_Task statement_
Extract each line containing the string "имеющие".

--- begin Dataset records ---

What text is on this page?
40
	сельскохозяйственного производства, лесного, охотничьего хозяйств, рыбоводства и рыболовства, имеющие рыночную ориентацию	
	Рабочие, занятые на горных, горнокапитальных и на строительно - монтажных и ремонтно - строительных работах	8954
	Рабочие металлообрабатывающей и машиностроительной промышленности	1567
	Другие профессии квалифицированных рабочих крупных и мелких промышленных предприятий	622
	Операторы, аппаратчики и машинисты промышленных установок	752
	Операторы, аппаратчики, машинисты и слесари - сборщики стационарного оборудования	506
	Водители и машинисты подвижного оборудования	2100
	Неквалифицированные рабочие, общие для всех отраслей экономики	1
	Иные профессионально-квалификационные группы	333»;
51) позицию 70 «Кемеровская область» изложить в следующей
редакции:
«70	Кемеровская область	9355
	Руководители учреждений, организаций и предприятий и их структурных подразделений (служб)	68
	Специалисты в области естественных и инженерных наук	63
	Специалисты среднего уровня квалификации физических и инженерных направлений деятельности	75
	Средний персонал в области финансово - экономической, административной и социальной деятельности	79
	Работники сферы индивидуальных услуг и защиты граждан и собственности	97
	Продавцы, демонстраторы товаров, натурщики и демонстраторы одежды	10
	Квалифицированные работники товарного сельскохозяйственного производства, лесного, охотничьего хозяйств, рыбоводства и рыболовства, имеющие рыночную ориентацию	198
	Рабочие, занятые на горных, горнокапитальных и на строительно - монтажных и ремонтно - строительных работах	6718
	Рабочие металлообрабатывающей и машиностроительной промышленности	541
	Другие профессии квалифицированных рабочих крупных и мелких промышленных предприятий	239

--- end Dataset records ---

_Full output_
	сельскохозяйственного производства, лесного, охотничьего хозяйств, рыбоводства и рыболовства, имеющие рыночную ориентацию	
	Квалифицированные работники товарного сельскохозяйственного производства, лесного, охотничьего хозяйств, рыбоводства и рыболовства, имеющие рыночную ориентацию	198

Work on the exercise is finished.